STATED GOAL
Select and reproduce each line of the listing below that bears the string "Carolina".

PROVIDED DATA

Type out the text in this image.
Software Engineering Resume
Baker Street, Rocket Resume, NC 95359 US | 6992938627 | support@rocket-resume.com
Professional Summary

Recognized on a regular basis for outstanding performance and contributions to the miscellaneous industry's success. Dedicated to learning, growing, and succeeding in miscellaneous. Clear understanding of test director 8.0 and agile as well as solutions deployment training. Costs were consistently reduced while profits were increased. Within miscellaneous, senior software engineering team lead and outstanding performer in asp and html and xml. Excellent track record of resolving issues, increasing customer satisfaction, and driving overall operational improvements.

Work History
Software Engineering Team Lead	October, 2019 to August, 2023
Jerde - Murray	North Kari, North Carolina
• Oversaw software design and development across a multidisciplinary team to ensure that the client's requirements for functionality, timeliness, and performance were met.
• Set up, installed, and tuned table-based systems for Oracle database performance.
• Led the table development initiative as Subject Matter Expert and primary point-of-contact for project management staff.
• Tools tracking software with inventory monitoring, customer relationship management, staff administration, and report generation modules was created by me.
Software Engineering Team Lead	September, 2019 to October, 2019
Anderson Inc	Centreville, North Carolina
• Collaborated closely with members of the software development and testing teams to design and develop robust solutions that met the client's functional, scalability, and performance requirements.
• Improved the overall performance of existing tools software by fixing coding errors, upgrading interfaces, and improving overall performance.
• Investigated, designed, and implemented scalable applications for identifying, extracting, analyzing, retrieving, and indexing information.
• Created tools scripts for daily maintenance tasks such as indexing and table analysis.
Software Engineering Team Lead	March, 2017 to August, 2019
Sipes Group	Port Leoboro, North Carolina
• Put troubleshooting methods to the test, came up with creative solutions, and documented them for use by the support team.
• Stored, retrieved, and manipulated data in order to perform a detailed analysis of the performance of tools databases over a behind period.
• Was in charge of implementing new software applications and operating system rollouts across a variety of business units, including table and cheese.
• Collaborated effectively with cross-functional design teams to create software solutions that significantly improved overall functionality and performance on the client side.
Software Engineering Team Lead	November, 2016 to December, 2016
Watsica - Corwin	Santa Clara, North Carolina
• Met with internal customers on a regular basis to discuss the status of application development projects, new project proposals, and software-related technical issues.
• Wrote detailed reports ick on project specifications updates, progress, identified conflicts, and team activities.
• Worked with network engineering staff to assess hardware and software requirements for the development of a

SOLVED PROBLEM
Jerde - Murray	North Kari, North Carolina
Anderson Inc	Centreville, North Carolina
Sipes Group	Port Leoboro, North Carolina
Watsica - Corwin	Santa Clara, North Carolina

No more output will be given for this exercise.